_What you will do_: Quote, without change, all of the lines that follow.

_Input data_:
============
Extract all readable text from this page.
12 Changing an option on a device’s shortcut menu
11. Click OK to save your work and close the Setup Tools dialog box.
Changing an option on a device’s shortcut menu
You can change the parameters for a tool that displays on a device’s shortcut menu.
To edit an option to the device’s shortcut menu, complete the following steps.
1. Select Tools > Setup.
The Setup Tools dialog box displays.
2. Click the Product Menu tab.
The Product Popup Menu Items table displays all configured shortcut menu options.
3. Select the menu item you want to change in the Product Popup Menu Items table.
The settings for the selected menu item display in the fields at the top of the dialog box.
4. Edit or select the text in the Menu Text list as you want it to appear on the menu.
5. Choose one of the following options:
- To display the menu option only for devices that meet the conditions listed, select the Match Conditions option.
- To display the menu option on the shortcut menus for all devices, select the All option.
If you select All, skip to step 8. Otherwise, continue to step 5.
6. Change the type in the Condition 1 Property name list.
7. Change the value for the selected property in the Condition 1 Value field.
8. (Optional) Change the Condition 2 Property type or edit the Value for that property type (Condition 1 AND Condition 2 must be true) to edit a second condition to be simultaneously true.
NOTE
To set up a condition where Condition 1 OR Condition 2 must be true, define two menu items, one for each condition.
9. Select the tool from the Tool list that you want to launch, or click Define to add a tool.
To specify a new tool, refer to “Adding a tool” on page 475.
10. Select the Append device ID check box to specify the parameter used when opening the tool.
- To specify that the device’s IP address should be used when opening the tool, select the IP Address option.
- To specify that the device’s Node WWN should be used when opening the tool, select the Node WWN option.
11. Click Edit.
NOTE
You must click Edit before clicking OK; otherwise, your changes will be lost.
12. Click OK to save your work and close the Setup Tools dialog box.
============
_Task output_:
Extract all readable text from this page.
12 Changing an option on a device’s shortcut menu
11. Click OK to save your work and close the Setup Tools dialog box.
Changing an option on a device’s shortcut menu
You can change the parameters for a tool that displays on a device’s shortcut menu.
To edit an option to the device’s shortcut menu, complete the following steps.
1. Select Tools > Setup.
The Setup Tools dialog box displays.
2. Click the Product Menu tab.
The Product Popup Menu Items table displays all configured shortcut menu options.
3. Select the menu item you want to change in the Product Popup Menu Items table.
The settings for the selected menu item display in the fields at the top of the dialog box.
4. Edit or select the text in the Menu Text list as you want it to appear on the menu.
5. Choose one of the following options:
- To display the menu option only for devices that meet the conditions listed, select the Match Conditions option.
- To display the menu option on the shortcut menus for all devices, select the All option.
If you select All, skip to step 8. Otherwise, continue to step 5.
6. Change the type in the Condition 1 Property name list.
7. Change the value for the selected property in the Condition 1 Value field.
8. (Optional) Change the Condition 2 Property type or edit the Value for that property type (Condition 1 AND Condition 2 must be true) to edit a second condition to be simultaneously true.
NOTE
To set up a condition where Condition 1 OR Condition 2 must be true, define two menu items, one for each condition.
9. Select the tool from the Tool list that you want to launch, or click Define to add a tool.
To specify a new tool, refer to “Adding a tool” on page 475.
10. Select the Append device ID check box to specify the parameter used when opening the tool.
- To specify that the device’s IP address should be used when opening the tool, select the IP Address option.
- To specify that the device’s Node WWN should be used when opening the tool, select the Node WWN option.
11. Click Edit.
NOTE
You must click Edit before clicking OK; otherwise, your changes will be lost.
12. Click OK to save your work and close the Setup Tools dialog box.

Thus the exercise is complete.